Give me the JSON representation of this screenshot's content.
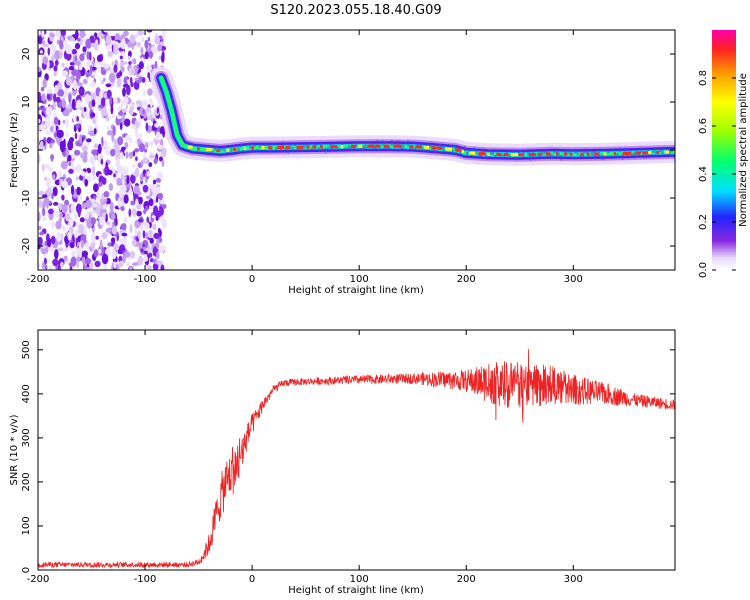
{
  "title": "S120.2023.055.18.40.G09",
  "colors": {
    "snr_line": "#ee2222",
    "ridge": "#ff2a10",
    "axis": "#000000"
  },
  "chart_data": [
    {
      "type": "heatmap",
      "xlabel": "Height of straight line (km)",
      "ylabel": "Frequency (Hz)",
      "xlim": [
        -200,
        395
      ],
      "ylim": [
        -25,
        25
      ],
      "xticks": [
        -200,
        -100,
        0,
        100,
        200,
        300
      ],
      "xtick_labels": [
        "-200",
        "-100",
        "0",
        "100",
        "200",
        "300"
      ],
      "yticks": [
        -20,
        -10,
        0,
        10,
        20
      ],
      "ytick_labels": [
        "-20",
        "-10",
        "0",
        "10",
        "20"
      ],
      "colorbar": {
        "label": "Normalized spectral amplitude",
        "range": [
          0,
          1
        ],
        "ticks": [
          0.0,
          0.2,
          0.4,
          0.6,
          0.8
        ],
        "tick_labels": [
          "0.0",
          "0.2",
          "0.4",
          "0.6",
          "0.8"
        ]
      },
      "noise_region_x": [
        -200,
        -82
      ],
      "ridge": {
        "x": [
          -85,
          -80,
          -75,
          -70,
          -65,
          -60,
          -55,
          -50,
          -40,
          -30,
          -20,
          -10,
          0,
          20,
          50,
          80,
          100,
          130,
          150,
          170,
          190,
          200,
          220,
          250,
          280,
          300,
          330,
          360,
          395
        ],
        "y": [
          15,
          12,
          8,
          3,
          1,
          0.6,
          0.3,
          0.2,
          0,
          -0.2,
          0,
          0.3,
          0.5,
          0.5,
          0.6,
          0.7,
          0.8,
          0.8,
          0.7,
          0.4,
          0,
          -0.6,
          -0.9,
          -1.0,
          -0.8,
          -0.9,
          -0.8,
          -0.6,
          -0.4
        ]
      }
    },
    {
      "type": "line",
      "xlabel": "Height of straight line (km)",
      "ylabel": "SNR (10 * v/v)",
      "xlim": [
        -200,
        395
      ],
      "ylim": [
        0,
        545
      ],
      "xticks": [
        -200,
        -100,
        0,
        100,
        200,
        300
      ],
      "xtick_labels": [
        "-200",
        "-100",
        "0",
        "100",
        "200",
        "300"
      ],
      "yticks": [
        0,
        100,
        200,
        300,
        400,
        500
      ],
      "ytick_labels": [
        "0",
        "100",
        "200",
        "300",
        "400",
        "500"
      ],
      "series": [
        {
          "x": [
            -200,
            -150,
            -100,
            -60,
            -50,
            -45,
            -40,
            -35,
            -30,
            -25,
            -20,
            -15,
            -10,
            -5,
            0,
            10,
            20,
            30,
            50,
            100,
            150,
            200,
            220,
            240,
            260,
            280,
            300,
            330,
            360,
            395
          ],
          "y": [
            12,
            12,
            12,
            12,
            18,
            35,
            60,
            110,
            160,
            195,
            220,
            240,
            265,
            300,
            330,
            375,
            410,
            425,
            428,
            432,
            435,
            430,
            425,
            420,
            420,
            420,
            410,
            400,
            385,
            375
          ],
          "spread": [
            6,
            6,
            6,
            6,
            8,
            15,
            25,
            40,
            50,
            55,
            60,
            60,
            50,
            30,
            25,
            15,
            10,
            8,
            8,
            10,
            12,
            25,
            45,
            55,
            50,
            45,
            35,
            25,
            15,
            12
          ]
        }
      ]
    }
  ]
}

• • • • •

◆ What you should do:
Pictures in the records above should not be copied. Repeat everything else exactly.

◆ Exercise response:
Give me the JSON representation of this screenshot's content.
{
  "title": "S120.2023.055.18.40.G09",
  "colors": {
    "snr_line": "#ee2222",
    "ridge": "#ff2a10",
    "axis": "#000000"
  },
  "chart_data": [
    {
      "type": "heatmap",
      "xlabel": "Height of straight line (km)",
      "ylabel": "Frequency (Hz)",
      "xlim": [
        -200,
        395
      ],
      "ylim": [
        -25,
        25
      ],
      "xticks": [
        -200,
        -100,
        0,
        100,
        200,
        300
      ],
      "xtick_labels": [
        "-200",
        "-100",
        "0",
        "100",
        "200",
        "300"
      ],
      "yticks": [
        -20,
        -10,
        0,
        10,
        20
      ],
      "ytick_labels": [
        "-20",
        "-10",
        "0",
        "10",
        "20"
      ],
      "colorbar": {
        "label": "Normalized spectral amplitude",
        "range": [
          0,
          1
        ],
        "ticks": [
          0.0,
          0.2,
          0.4,
          0.6,
          0.8
        ],
        "tick_labels": [
          "0.0",
          "0.2",
          "0.4",
          "0.6",
          "0.8"
        ]
      },
      "noise_region_x": [
        -200,
        -82
      ],
      "ridge": {
        "x": [
          -85,
          -80,
          -75,
          -70,
          -65,
          -60,
          -55,
          -50,
          -40,
          -30,
          -20,
          -10,
          0,
          20,
          50,
          80,
          100,
          130,
          150,
          170,
          190,
          200,
          220,
          250,
          280,
          300,
          330,
          360,
          395
        ],
        "y": [
          15,
          12,
          8,
          3,
          1,
          0.6,
          0.3,
          0.2,
          0,
          -0.2,
          0,
          0.3,
          0.5,
          0.5,
          0.6,
          0.7,
          0.8,
          0.8,
          0.7,
          0.4,
          0,
          -0.6,
          -0.9,
          -1.0,
          -0.8,
          -0.9,
          -0.8,
          -0.6,
          -0.4
        ]
      }
    },
    {
      "type": "line",
      "xlabel": "Height of straight line (km)",
      "ylabel": "SNR (10 * v/v)",
      "xlim": [
        -200,
        395
      ],
      "ylim": [
        0,
        545
      ],
      "xticks": [
        -200,
        -100,
        0,
        100,
        200,
        300
      ],
      "xtick_labels": [
        "-200",
        "-100",
        "0",
        "100",
        "200",
        "300"
      ],
      "yticks": [
        0,
        100,
        200,
        300,
        400,
        500
      ],
      "ytick_labels": [
        "0",
        "100",
        "200",
        "300",
        "400",
        "500"
      ],
      "series": [
        {
          "x": [
            -200,
            -150,
            -100,
            -60,
            -50,
            -45,
            -40,
            -35,
            -30,
            -25,
            -20,
            -15,
            -10,
            -5,
            0,
            10,
            20,
            30,
            50,
            100,
            150,
            200,
            220,
            240,
            260,
            280,
            300,
            330,
            360,
            395
          ],
          "y": [
            12,
            12,
            12,
            12,
            18,
            35,
            60,
            110,
            160,
            195,
            220,
            240,
            265,
            300,
            330,
            375,
            410,
            425,
            428,
            432,
            435,
            430,
            425,
            420,
            420,
            420,
            410,
            400,
            385,
            375
          ],
          "spread": [
            6,
            6,
            6,
            6,
            8,
            15,
            25,
            40,
            50,
            55,
            60,
            60,
            50,
            30,
            25,
            15,
            10,
            8,
            8,
            10,
            12,
            25,
            45,
            55,
            50,
            45,
            35,
            25,
            15,
            12
          ]
        }
      ]
    }
  ]
}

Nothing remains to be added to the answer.